> _Exercise prompt_: Gather the lines that hold the string "года".

> _Provided records_:

↓

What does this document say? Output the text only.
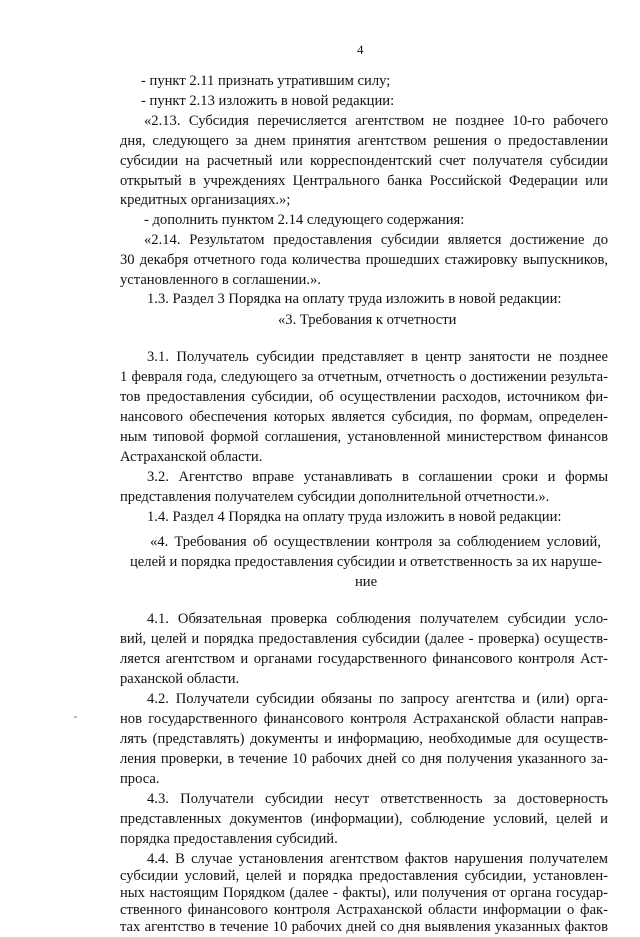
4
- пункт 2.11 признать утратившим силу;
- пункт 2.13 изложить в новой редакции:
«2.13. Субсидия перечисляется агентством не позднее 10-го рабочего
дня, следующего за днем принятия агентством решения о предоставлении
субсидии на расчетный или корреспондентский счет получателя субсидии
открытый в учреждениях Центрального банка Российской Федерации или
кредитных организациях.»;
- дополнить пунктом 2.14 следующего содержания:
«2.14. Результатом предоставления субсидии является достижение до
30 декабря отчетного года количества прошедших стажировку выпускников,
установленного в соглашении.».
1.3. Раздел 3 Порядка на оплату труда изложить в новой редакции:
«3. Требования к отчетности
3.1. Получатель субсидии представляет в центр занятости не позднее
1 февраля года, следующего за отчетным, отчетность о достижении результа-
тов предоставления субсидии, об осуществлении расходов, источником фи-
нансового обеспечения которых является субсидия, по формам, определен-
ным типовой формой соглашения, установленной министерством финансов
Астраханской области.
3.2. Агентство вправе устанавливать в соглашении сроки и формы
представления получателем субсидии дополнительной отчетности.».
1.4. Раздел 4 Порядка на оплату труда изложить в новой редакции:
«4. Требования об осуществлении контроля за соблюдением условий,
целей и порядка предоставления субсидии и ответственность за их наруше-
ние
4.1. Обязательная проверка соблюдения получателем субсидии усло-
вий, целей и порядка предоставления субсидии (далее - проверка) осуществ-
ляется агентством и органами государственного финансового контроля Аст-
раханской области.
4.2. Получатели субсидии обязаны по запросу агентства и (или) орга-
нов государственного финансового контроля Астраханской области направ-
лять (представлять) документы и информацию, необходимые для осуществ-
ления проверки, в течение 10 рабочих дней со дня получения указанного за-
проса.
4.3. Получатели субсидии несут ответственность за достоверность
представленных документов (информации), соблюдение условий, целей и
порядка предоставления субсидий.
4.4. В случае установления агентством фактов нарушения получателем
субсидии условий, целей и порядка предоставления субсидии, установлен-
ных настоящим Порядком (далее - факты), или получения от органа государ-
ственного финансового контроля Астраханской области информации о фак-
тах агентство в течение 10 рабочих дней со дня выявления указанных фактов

↑
↓

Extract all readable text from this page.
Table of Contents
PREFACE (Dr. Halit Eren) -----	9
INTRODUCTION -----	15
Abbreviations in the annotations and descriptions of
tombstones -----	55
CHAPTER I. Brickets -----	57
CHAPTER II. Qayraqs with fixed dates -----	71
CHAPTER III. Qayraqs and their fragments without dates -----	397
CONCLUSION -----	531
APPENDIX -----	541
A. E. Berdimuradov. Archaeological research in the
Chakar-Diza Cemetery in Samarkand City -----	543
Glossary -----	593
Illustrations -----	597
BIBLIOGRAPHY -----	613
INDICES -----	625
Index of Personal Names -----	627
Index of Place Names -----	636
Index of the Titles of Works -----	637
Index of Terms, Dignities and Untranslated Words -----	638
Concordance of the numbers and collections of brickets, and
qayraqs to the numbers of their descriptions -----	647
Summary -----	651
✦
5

↑

> _Written solution_:
30 декабря отчетного года количества прошедших стажировку выпускников,
1 февраля года, следующего за отчетным, отчетность о достижении результа-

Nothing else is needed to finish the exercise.